§ **Task objective**:
The records that follow must be repeated verbatim, every one of them.

Items from a dataset

* BEGIN *

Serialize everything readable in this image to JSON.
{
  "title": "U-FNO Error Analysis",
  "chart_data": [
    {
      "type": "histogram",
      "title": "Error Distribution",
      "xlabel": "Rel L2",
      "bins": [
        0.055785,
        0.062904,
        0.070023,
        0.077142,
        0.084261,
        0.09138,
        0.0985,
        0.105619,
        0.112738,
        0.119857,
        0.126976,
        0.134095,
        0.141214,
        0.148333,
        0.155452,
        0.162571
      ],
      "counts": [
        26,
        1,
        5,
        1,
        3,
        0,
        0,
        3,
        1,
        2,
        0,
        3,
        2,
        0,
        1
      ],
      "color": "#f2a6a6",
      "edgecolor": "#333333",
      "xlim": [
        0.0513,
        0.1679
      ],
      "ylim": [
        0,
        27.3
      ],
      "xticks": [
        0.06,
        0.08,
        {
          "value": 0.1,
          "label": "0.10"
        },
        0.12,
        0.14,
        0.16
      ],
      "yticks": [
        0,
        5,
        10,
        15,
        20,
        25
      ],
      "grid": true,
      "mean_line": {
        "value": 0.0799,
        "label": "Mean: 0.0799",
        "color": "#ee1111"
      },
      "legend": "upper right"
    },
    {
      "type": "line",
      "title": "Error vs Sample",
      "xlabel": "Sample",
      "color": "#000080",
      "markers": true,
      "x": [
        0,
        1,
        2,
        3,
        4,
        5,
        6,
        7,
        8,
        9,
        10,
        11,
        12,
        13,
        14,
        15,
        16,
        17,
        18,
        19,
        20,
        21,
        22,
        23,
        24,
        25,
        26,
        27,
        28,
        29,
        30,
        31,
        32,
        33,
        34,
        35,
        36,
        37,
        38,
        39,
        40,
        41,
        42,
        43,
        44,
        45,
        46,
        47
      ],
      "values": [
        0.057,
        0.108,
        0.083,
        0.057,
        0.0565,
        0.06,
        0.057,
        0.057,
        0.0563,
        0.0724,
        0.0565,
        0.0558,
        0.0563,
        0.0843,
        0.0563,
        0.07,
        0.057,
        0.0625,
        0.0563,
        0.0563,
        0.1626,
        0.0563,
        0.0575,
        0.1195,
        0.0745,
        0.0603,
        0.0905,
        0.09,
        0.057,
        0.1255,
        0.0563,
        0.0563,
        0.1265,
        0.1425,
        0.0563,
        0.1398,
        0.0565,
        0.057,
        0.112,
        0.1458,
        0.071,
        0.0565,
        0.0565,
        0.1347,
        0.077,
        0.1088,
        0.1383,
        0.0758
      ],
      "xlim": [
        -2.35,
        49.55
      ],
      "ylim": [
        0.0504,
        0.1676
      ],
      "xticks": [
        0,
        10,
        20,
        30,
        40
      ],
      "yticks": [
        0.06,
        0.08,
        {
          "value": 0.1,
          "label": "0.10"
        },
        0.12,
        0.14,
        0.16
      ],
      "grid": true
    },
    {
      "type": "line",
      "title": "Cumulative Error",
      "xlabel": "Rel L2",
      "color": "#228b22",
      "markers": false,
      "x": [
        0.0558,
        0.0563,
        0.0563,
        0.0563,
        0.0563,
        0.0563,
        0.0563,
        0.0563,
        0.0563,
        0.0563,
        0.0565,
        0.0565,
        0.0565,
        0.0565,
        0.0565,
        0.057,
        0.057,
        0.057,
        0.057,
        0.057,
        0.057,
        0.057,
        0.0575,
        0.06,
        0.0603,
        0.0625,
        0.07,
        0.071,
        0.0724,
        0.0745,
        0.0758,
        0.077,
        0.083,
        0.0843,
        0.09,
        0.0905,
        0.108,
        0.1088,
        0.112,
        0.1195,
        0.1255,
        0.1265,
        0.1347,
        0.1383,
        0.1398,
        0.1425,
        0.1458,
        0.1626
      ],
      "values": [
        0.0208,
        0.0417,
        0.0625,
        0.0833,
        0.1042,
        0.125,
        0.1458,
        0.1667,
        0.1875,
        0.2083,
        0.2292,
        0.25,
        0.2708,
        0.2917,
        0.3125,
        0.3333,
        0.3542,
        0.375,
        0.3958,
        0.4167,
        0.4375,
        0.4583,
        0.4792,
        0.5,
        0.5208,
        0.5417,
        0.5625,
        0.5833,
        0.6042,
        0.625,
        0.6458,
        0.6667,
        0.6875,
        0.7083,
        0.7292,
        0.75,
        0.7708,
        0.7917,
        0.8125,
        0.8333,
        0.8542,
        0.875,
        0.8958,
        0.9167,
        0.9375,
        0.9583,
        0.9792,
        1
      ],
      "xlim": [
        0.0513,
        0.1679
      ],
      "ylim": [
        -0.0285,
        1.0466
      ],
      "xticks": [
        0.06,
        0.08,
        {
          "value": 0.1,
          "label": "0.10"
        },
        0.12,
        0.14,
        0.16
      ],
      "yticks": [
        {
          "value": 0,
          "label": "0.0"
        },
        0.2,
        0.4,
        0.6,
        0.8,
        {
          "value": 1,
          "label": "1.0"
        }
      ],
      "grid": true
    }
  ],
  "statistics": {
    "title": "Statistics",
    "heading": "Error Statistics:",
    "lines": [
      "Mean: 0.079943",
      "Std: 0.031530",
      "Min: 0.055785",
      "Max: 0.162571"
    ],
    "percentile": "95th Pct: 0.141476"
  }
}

* END *

§ **Exercise result**:
Serialize everything readable in this image to JSON.
{
  "title": "U-FNO Error Analysis",
  "chart_data": [
    {
      "type": "histogram",
      "title": "Error Distribution",
      "xlabel": "Rel L2",
      "bins": [
        0.055785,
        0.062904,
        0.070023,
        0.077142,
        0.084261,
        0.09138,
        0.0985,
        0.105619,
        0.112738,
        0.119857,
        0.126976,
        0.134095,
        0.141214,
        0.148333,
        0.155452,
        0.162571
      ],
      "counts": [
        26,
        1,
        5,
        1,
        3,
        0,
        0,
        3,
        1,
        2,
        0,
        3,
        2,
        0,
        1
      ],
      "color": "#f2a6a6",
      "edgecolor": "#333333",
      "xlim": [
        0.0513,
        0.1679
      ],
      "ylim": [
        0,
        27.3
      ],
      "xticks": [
        0.06,
        0.08,
        {
          "value": 0.1,
          "label": "0.10"
        },
        0.12,
        0.14,
        0.16
      ],
      "yticks": [
        0,
        5,
        10,
        15,
        20,
        25
      ],
      "grid": true,
      "mean_line": {
        "value": 0.0799,
        "label": "Mean: 0.0799",
        "color": "#ee1111"
      },
      "legend": "upper right"
    },
    {
      "type": "line",
      "title": "Error vs Sample",
      "xlabel": "Sample",
      "color": "#000080",
      "markers": true,
      "x": [
        0,
        1,
        2,
        3,
        4,
        5,
        6,
        7,
        8,
        9,
        10,
        11,
        12,
        13,
        14,
        15,
        16,
        17,
        18,
        19,
        20,
        21,
        22,
        23,
        24,
        25,
        26,
        27,
        28,
        29,
        30,
        31,
        32,
        33,
        34,
        35,
        36,
        37,
        38,
        39,
        40,
        41,
        42,
        43,
        44,
        45,
        46,
        47
      ],
      "values": [
        0.057,
        0.108,
        0.083,
        0.057,
        0.0565,
        0.06,
        0.057,
        0.057,
        0.0563,
        0.0724,
        0.0565,
        0.0558,
        0.0563,
        0.0843,
        0.0563,
        0.07,
        0.057,
        0.0625,
        0.0563,
        0.0563,
        0.1626,
        0.0563,
        0.0575,
        0.1195,
        0.0745,
        0.0603,
        0.0905,
        0.09,
        0.057,
        0.1255,
        0.0563,
        0.0563,
        0.1265,
        0.1425,
        0.0563,
        0.1398,
        0.0565,
        0.057,
        0.112,
        0.1458,
        0.071,
        0.0565,
        0.0565,
        0.1347,
        0.077,
        0.1088,
        0.1383,
        0.0758
      ],
      "xlim": [
        -2.35,
        49.55
      ],
      "ylim": [
        0.0504,
        0.1676
      ],
      "xticks": [
        0,
        10,
        20,
        30,
        40
      ],
      "yticks": [
        0.06,
        0.08,
        {
          "value": 0.1,
          "label": "0.10"
        },
        0.12,
        0.14,
        0.16
      ],
      "grid": true
    },
    {
      "type": "line",
      "title": "Cumulative Error",
      "xlabel": "Rel L2",
      "color": "#228b22",
      "markers": false,
      "x": [
        0.0558,
        0.0563,
        0.0563,
        0.0563,
        0.0563,
        0.0563,
        0.0563,
        0.0563,
        0.0563,
        0.0563,
        0.0565,
        0.0565,
        0.0565,
        0.0565,
        0.0565,
        0.057,
        0.057,
        0.057,
        0.057,
        0.057,
        0.057,
        0.057,
        0.0575,
        0.06,
        0.0603,
        0.0625,
        0.07,
        0.071,
        0.0724,
        0.0745,
        0.0758,
        0.077,
        0.083,
        0.0843,
        0.09,
        0.0905,
        0.108,
        0.1088,
        0.112,
        0.1195,
        0.1255,
        0.1265,
        0.1347,
        0.1383,
        0.1398,
        0.1425,
        0.1458,
        0.1626
      ],
      "values": [
        0.0208,
        0.0417,
        0.0625,
        0.0833,
        0.1042,
        0.125,
        0.1458,
        0.1667,
        0.1875,
        0.2083,
        0.2292,
        0.25,
        0.2708,
        0.2917,
        0.3125,
        0.3333,
        0.3542,
        0.375,
        0.3958,
        0.4167,
        0.4375,
        0.4583,
        0.4792,
        0.5,
        0.5208,
        0.5417,
        0.5625,
        0.5833,
        0.6042,
        0.625,
        0.6458,
        0.6667,
        0.6875,
        0.7083,
        0.7292,
        0.75,
        0.7708,
        0.7917,
        0.8125,
        0.8333,
        0.8542,
        0.875,
        0.8958,
        0.9167,
        0.9375,
        0.9583,
        0.9792,
        1
      ],
      "xlim": [
        0.0513,
        0.1679
      ],
      "ylim": [
        -0.0285,
        1.0466
      ],
      "xticks": [
        0.06,
        0.08,
        {
          "value": 0.1,
          "label": "0.10"
        },
        0.12,
        0.14,
        0.16
      ],
      "yticks": [
        {
          "value": 0,
          "label": "0.0"
        },
        0.2,
        0.4,
        0.6,
        0.8,
        {
          "value": 1,
          "label": "1.0"
        }
      ],
      "grid": true
    }
  ],
  "statistics": {
    "title": "Statistics",
    "heading": "Error Statistics:",
    "lines": [
      "Mean: 0.079943",
      "Std: 0.031530",
      "Min: 0.055785",
      "Max: 0.162571"
    ],
    "percentile": "95th Pct: 0.141476"
  }
}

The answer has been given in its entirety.